___ Provided records

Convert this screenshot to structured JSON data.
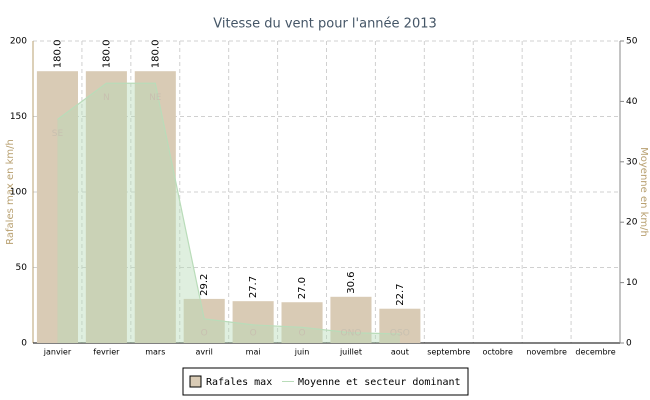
{
  "chart_data": {
    "type": "bar",
    "title": "Vitesse du vent pour l'année 2013",
    "y_label": "Rafales max en km/h",
    "y2_label": "Moyenne en km/h",
    "categories": [
      "janvier",
      "fevrier",
      "mars",
      "avril",
      "mai",
      "juin",
      "juillet",
      "aout",
      "septembre",
      "octobre",
      "novembre",
      "decembre"
    ],
    "series": [
      {
        "name": "Rafales max",
        "color": "#d9cbb5",
        "values": [
          180,
          180,
          180,
          29.2,
          27.7,
          27,
          30.6,
          22.7,
          null,
          null,
          null,
          null
        ],
        "value_labels": [
          "180.0",
          "180.0",
          "180.0",
          "29.2",
          "27.7",
          "27.0",
          "30.6",
          "22.7",
          null,
          null,
          null,
          null
        ]
      },
      {
        "name": "Moyenne et secteur dominant",
        "color": "#b9dcb9",
        "axis": "y2",
        "values": [
          37,
          43,
          43,
          4,
          3,
          2.6,
          1.7,
          1.5,
          null,
          null,
          null,
          null
        ],
        "labels": [
          "SE",
          "N",
          "NE",
          "O",
          "O",
          "O",
          "ONO",
          "OSO",
          null,
          null,
          null,
          null
        ]
      }
    ],
    "ylim": [
      0,
      200
    ],
    "yticks": [
      0,
      50,
      100,
      150,
      200
    ],
    "y2lim": [
      0,
      50
    ],
    "y2ticks": [
      0,
      10,
      20,
      30,
      40,
      50
    ],
    "grid": true
  }
}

______

Sift through the entries and copy every line with "name".

■ **Complete response**
        "name": "Rafales max",
        "name": "Moyenne et secteur dominant",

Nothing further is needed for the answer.